- Request -
Gather up all lines that carry the word "share".

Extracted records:
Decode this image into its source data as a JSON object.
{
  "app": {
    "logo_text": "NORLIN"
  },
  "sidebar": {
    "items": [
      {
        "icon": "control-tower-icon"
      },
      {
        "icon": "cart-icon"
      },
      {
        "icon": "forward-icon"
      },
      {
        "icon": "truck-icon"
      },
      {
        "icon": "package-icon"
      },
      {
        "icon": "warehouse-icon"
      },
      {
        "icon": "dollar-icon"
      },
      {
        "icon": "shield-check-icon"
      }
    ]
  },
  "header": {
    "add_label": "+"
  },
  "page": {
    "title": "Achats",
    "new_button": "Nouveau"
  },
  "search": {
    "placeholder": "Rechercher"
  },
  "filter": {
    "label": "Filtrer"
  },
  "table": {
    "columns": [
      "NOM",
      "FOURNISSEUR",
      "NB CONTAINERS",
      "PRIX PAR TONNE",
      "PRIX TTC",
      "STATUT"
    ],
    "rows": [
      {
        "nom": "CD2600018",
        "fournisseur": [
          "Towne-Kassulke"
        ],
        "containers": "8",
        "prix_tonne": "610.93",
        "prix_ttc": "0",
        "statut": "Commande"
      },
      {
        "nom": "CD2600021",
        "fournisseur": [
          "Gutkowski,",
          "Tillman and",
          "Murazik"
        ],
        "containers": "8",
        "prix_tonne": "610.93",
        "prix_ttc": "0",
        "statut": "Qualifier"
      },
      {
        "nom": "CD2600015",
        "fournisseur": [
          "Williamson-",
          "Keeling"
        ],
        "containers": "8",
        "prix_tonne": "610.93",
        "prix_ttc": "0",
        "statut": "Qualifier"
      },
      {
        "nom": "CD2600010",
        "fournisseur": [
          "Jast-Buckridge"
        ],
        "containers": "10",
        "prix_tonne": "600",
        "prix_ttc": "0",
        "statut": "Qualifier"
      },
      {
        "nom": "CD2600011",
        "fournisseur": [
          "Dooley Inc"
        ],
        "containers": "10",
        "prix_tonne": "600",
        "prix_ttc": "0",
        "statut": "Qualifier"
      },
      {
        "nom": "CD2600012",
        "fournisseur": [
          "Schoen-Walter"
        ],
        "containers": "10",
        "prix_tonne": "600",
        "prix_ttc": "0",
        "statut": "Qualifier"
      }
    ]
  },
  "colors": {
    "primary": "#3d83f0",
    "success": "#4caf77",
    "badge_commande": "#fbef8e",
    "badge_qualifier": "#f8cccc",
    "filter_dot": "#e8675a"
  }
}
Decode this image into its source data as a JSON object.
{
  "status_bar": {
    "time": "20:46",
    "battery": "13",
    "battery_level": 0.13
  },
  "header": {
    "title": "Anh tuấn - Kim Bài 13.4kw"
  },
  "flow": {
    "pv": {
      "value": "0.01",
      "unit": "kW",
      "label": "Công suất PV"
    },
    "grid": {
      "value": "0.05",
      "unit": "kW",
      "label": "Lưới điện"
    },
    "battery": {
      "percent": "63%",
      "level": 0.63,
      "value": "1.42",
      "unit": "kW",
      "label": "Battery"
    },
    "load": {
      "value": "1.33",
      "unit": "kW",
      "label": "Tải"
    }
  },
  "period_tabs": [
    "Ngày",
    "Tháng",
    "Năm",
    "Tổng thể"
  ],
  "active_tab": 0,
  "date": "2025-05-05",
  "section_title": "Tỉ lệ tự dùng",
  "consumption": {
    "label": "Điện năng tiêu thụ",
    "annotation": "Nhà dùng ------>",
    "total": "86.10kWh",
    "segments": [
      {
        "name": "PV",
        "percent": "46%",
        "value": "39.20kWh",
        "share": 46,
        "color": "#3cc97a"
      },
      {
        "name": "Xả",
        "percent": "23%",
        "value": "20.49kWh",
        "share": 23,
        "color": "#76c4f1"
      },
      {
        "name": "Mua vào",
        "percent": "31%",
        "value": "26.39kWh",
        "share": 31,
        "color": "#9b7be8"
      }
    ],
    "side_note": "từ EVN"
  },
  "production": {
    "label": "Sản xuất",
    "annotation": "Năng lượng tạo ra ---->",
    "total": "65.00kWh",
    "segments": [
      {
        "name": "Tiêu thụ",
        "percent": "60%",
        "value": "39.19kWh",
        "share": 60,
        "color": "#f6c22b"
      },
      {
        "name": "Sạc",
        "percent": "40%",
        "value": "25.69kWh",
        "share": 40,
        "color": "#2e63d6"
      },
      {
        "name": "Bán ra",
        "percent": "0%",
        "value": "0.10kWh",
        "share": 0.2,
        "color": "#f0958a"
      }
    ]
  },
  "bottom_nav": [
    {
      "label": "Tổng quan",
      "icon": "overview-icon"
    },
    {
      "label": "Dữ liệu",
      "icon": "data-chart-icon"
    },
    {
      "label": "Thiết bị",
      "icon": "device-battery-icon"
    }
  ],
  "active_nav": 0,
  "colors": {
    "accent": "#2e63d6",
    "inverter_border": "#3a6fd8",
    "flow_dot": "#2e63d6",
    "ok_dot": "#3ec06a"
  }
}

- Answer in full -
        "share": 46,
        "share": 23,
        "share": 31,
        "share": 60,
        "share": 40,
        "share": 0.2,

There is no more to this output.